> **To be done**: In the records below, find each line with the word "name" and copy it.

Extracted records
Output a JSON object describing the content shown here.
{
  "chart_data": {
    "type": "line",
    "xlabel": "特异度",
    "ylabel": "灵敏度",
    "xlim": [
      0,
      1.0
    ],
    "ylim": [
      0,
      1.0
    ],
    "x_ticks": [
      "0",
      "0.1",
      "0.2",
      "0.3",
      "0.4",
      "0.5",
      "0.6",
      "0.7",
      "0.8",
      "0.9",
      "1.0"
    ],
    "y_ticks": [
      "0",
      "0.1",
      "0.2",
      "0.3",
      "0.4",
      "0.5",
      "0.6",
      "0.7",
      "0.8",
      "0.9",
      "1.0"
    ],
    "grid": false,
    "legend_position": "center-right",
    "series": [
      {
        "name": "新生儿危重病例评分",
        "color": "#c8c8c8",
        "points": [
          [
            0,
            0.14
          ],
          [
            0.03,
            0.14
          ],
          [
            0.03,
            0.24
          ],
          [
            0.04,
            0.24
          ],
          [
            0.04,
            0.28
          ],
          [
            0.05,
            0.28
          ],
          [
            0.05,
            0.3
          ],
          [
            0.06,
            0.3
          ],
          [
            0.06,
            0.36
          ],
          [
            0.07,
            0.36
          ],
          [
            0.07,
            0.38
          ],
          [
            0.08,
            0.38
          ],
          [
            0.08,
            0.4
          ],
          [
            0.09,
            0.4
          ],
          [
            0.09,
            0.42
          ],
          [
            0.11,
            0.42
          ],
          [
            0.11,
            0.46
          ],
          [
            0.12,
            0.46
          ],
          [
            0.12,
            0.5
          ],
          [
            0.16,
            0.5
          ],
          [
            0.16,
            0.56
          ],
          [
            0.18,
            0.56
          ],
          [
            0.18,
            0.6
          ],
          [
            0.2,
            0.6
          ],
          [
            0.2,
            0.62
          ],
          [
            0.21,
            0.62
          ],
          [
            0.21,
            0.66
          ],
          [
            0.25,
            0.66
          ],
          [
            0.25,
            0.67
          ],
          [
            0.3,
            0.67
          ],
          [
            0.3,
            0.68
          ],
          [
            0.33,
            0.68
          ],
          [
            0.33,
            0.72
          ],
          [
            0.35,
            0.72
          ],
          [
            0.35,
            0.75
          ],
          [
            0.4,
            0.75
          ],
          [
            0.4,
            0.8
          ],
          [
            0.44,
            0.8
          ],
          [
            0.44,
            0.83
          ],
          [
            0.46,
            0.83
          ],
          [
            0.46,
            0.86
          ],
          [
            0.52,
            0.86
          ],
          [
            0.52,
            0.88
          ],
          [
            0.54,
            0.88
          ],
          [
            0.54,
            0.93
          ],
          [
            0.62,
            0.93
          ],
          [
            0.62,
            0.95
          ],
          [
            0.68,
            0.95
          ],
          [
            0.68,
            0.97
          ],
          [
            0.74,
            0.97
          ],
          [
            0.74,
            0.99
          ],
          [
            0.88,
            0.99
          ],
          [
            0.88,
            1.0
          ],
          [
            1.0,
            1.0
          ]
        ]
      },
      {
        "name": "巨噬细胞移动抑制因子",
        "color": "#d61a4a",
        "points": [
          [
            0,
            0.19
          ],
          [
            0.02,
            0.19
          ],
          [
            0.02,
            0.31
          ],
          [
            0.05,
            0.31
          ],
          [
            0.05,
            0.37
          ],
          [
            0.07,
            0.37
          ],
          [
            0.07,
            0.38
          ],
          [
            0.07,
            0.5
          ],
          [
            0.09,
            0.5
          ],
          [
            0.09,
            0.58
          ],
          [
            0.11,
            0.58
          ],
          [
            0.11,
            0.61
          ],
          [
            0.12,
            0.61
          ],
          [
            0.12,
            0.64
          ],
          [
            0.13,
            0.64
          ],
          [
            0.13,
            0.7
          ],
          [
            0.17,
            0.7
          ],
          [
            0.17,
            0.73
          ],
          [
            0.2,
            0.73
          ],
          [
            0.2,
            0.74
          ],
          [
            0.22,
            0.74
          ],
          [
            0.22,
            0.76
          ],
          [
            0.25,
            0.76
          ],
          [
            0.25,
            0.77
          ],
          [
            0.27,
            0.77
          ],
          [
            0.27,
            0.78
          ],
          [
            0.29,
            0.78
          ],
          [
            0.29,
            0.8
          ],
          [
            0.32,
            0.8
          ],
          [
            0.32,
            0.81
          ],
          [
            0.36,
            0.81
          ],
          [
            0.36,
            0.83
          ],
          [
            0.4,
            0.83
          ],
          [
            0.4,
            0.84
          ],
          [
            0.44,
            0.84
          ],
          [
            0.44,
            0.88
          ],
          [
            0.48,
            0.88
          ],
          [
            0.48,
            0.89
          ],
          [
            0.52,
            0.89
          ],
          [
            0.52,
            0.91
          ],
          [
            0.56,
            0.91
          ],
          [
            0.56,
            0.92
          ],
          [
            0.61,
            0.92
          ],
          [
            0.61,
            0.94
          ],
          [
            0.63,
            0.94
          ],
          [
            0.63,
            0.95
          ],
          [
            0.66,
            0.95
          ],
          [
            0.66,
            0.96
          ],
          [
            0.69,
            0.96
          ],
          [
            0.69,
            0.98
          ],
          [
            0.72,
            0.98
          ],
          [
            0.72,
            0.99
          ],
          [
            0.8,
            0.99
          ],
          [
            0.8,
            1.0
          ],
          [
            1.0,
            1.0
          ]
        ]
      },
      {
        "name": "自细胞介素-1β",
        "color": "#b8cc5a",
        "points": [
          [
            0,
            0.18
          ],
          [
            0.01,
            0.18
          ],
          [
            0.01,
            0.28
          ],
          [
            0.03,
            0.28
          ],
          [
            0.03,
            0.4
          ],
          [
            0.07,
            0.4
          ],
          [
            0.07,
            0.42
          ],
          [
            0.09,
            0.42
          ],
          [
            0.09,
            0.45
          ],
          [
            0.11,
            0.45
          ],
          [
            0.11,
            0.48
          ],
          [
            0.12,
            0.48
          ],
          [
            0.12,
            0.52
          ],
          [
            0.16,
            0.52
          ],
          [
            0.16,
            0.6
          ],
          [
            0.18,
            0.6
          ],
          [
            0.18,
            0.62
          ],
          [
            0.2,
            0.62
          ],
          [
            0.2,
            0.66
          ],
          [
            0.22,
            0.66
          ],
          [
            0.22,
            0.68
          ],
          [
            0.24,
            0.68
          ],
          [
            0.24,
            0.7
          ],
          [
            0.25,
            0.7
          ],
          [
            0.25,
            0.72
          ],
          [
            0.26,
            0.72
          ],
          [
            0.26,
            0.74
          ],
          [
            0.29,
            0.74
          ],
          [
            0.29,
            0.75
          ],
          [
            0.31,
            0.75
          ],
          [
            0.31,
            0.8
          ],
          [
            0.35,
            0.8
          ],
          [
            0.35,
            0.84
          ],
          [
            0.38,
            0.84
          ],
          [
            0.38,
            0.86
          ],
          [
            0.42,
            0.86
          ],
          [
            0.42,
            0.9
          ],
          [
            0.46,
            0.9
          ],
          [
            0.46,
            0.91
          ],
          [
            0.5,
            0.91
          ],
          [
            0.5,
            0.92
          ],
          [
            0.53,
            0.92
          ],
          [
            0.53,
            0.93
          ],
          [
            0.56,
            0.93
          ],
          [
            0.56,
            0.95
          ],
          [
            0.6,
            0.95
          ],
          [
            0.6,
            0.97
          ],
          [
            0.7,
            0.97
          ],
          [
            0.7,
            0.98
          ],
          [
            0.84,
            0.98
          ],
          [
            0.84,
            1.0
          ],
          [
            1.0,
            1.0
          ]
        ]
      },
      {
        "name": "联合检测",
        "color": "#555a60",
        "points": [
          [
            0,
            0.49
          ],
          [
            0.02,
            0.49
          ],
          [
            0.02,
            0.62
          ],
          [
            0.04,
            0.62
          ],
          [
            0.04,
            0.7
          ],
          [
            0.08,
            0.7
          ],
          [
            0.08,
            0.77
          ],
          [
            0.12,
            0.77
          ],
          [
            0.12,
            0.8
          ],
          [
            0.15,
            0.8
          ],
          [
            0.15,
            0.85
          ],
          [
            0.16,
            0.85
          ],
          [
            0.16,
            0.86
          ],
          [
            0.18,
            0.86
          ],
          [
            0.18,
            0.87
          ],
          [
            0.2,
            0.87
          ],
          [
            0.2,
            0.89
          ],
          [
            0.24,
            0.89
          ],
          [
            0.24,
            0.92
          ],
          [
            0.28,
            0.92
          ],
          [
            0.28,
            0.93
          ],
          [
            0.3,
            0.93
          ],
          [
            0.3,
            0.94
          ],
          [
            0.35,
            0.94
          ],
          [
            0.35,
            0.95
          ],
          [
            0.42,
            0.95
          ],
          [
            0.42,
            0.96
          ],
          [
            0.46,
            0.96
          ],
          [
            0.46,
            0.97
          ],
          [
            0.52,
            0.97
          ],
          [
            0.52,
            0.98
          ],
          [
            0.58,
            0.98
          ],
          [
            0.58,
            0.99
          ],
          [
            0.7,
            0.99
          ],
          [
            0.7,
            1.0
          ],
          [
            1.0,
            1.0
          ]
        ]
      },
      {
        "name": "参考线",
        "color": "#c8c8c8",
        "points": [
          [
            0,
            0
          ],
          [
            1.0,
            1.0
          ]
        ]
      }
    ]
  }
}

> **Response to this task**:
        "name": "新生儿危重病例评分",
        "name": "巨噬细胞移动抑制因子",
        "name": "自细胞介素-1β",
        "name": "联合检测",
        "name": "参考线",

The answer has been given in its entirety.